DATA PROVIDED:
┌──
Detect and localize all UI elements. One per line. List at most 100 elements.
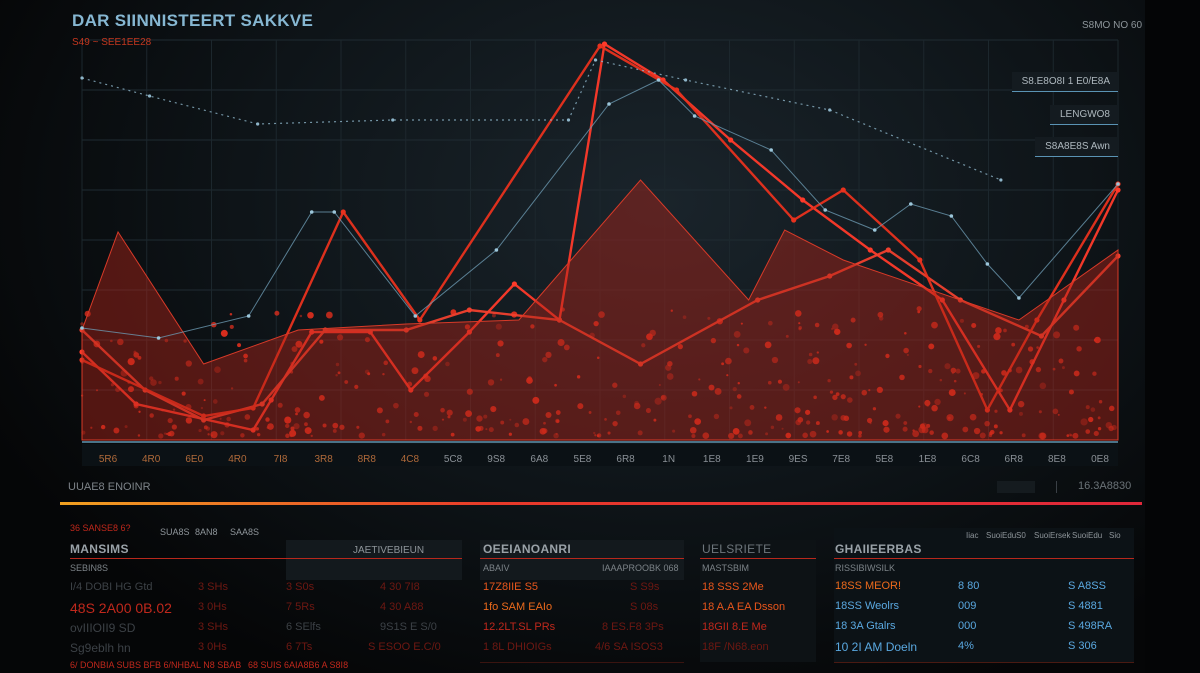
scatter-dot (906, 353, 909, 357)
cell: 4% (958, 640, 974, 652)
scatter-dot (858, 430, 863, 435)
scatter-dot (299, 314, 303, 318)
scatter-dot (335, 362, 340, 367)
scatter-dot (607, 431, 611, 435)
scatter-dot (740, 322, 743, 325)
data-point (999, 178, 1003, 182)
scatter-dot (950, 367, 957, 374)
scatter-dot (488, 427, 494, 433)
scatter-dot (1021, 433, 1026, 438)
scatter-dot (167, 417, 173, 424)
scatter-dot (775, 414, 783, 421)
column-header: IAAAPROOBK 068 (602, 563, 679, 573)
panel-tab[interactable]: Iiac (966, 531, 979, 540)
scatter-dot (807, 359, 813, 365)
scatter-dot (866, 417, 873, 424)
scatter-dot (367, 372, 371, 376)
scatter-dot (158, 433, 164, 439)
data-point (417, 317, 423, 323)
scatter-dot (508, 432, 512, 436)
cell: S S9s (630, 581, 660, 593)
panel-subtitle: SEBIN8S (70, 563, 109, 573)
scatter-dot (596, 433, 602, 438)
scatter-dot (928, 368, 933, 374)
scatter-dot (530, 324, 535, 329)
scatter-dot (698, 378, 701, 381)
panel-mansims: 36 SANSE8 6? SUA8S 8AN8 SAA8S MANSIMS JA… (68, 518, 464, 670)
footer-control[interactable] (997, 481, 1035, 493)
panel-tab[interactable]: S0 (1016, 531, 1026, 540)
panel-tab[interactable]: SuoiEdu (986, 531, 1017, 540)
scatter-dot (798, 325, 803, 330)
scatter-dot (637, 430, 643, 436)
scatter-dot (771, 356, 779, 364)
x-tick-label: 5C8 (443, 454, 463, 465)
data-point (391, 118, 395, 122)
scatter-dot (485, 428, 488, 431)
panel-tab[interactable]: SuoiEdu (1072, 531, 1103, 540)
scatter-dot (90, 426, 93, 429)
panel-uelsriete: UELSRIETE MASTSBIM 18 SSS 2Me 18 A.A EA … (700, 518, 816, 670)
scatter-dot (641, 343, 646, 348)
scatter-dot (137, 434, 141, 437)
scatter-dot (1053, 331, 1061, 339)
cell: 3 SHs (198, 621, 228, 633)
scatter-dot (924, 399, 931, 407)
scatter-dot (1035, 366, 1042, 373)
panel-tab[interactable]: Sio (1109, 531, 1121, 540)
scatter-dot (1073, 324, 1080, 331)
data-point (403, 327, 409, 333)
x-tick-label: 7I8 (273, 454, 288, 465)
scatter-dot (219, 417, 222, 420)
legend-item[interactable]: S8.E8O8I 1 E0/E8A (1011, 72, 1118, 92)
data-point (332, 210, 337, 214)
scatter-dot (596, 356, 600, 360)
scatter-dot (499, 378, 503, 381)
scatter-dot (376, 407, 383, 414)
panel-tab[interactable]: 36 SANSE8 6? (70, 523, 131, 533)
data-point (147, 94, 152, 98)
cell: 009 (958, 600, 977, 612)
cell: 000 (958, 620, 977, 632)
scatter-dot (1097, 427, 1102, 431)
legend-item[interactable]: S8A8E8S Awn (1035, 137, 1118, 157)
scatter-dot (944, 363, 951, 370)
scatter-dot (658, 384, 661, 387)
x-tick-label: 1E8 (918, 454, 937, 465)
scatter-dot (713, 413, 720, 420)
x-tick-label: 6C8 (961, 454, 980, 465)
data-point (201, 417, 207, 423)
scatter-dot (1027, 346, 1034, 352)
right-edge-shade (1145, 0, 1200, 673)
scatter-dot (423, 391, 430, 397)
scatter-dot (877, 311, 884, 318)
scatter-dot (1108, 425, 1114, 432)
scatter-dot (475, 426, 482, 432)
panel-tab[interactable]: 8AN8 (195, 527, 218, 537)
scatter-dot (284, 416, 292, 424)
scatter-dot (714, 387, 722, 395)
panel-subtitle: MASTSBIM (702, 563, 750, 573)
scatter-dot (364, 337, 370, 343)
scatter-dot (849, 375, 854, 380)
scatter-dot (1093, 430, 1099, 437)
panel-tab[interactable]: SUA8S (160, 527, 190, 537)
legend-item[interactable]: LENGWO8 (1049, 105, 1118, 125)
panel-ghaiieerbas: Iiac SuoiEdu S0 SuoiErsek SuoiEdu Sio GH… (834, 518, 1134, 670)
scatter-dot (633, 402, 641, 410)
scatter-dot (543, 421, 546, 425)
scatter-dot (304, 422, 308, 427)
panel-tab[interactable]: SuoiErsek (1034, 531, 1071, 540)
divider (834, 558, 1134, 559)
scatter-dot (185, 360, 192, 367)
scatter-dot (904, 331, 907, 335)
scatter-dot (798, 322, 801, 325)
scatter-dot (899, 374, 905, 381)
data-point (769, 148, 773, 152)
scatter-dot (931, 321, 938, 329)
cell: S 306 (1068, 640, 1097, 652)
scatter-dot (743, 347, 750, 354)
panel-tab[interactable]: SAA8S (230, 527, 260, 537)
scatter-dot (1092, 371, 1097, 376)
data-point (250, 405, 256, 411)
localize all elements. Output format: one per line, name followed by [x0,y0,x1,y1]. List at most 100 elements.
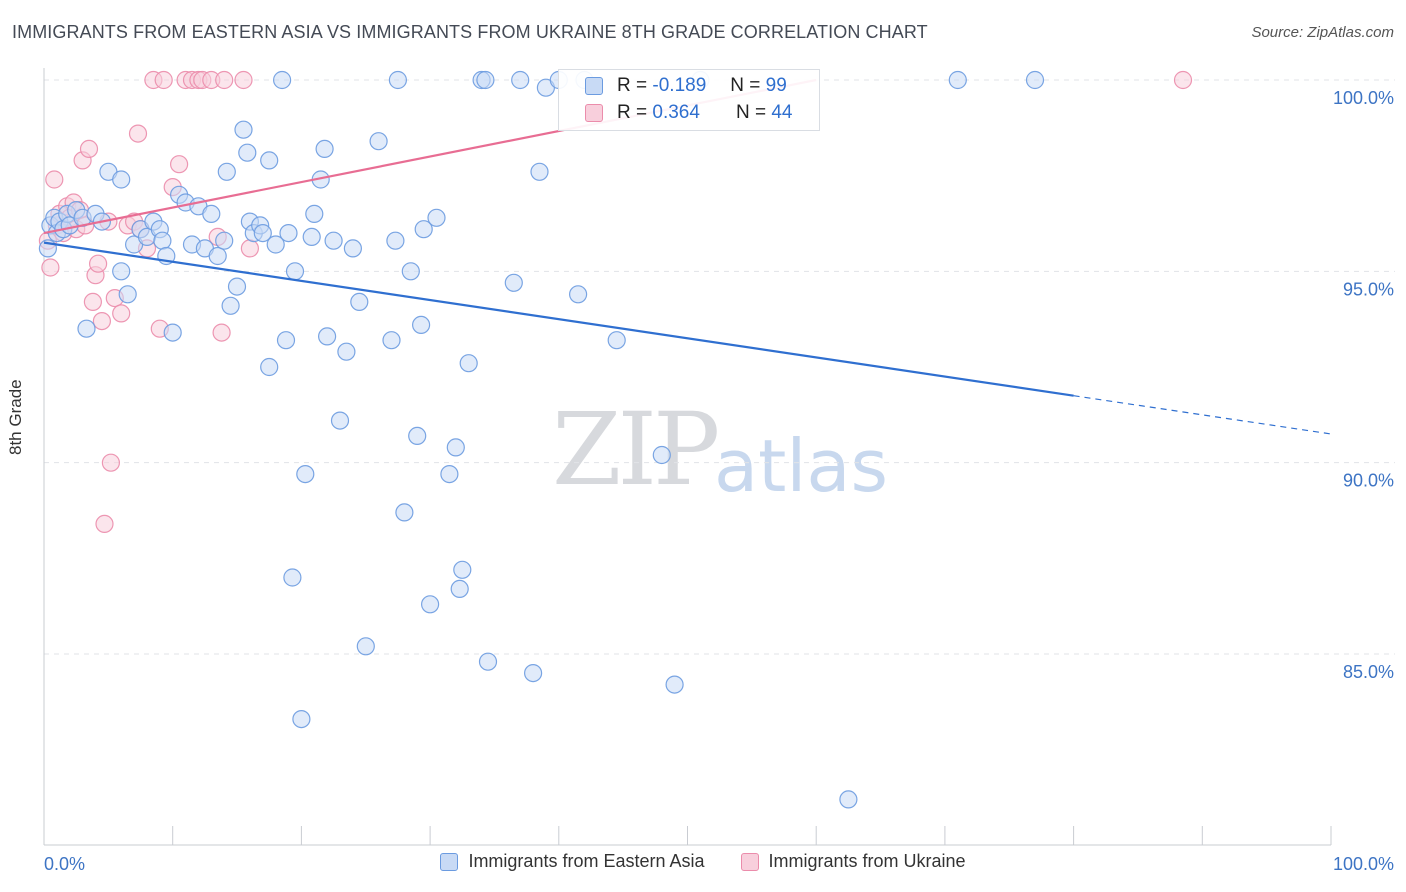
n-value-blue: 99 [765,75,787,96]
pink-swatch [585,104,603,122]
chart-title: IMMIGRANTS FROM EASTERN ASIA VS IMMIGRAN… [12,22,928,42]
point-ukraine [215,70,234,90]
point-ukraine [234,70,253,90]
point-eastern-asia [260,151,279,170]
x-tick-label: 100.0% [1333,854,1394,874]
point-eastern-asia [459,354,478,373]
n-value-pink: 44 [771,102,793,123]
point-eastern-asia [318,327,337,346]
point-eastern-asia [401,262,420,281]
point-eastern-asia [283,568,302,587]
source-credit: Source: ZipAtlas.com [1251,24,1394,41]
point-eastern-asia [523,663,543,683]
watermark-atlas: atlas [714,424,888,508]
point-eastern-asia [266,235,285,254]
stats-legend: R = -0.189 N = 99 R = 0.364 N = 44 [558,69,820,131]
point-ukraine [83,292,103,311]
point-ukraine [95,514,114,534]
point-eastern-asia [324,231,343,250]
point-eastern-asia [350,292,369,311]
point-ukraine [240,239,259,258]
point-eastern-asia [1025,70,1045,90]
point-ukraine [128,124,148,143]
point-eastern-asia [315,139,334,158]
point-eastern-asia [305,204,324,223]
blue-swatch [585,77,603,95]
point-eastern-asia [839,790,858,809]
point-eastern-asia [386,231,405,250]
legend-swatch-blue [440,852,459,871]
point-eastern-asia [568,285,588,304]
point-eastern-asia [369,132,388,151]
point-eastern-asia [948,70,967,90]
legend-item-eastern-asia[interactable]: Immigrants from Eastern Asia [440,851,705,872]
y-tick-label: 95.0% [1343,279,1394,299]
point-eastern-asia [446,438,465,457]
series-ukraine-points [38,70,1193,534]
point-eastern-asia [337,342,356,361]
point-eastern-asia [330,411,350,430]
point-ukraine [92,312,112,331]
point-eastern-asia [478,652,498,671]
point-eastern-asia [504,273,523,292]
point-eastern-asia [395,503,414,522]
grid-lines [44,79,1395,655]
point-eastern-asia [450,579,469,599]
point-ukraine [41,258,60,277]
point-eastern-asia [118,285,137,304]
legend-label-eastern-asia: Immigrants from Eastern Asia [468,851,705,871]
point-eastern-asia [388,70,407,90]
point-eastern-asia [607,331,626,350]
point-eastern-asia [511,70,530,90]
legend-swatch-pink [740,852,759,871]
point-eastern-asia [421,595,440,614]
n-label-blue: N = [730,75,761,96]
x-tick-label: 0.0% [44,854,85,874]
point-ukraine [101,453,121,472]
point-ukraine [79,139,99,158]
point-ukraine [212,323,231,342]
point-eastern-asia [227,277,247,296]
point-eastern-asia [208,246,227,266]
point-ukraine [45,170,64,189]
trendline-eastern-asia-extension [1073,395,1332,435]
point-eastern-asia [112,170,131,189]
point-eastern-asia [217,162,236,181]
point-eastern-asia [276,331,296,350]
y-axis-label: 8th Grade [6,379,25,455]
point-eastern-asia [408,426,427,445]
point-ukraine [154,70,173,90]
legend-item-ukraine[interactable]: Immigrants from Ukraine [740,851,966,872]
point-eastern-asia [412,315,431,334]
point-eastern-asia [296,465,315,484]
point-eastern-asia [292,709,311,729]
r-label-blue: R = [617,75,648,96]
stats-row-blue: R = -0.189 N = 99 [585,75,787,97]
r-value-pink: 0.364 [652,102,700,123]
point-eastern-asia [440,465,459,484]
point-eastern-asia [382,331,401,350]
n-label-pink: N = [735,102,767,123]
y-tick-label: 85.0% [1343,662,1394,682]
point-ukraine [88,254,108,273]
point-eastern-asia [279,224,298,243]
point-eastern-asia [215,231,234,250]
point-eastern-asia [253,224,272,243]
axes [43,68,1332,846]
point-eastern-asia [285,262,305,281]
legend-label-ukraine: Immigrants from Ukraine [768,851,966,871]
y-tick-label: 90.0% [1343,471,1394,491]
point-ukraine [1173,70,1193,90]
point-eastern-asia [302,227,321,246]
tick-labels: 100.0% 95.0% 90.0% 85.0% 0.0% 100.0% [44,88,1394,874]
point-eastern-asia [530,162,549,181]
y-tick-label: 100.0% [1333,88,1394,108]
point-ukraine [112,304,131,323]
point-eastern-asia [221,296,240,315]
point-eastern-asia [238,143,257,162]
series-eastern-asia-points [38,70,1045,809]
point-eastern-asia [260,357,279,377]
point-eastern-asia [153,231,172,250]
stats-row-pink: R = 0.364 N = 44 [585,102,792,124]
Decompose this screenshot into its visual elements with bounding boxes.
└──
REQUIREMENT: Reproduce, line for line, the data from the line containing "n-value-blue: 99 [765,75,787,96]" up to and including the line containing "source-credit: Source: ZipAtlas.com".

COMPLETED TASK:
n-value-blue: 99 [765,75,787,96]
pink-swatch [585,104,603,122]
chart-title: IMMIGRANTS FROM EASTERN ASIA VS IMMIGRAN… [12,22,928,42]
point-ukraine [215,70,234,90]
point-ukraine [234,70,253,90]
point-eastern-asia [260,151,279,170]
x-tick-label: 100.0% [1333,854,1394,874]
point-eastern-asia [459,354,478,373]
n-value-pink: 44 [771,102,793,123]
point-eastern-asia [318,327,337,346]
point-eastern-asia [401,262,420,281]
point-eastern-asia [283,568,302,587]
source-credit: Source: ZipAtlas.com [1251,24,1394,41]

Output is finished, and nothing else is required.